# Prompt
Look through the data below. Collect every line where the word "updated" occurs.

# Data supplied
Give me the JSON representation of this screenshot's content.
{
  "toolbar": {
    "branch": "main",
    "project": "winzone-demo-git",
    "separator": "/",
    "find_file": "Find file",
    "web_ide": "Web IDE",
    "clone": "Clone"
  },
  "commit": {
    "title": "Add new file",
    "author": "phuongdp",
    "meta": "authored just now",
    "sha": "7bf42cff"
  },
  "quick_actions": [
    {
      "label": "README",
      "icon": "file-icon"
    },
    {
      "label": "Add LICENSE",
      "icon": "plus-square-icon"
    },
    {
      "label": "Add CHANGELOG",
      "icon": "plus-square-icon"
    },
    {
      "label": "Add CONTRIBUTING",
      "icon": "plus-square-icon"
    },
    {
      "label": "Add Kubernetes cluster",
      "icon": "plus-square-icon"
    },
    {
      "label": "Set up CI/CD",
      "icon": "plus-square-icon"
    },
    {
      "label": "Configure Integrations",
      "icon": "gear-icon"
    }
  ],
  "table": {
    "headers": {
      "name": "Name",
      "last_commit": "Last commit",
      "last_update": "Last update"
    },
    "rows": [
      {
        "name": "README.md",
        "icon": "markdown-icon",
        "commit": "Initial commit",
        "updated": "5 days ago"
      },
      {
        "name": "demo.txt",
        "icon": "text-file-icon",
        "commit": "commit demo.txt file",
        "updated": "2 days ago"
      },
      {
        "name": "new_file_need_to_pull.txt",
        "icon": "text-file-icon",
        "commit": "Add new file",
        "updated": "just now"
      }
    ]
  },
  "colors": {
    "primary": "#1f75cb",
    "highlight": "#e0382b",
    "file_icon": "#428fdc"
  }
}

# Task answer
        "updated": "5 days ago"
        "updated": "2 days ago"
        "updated": "just now"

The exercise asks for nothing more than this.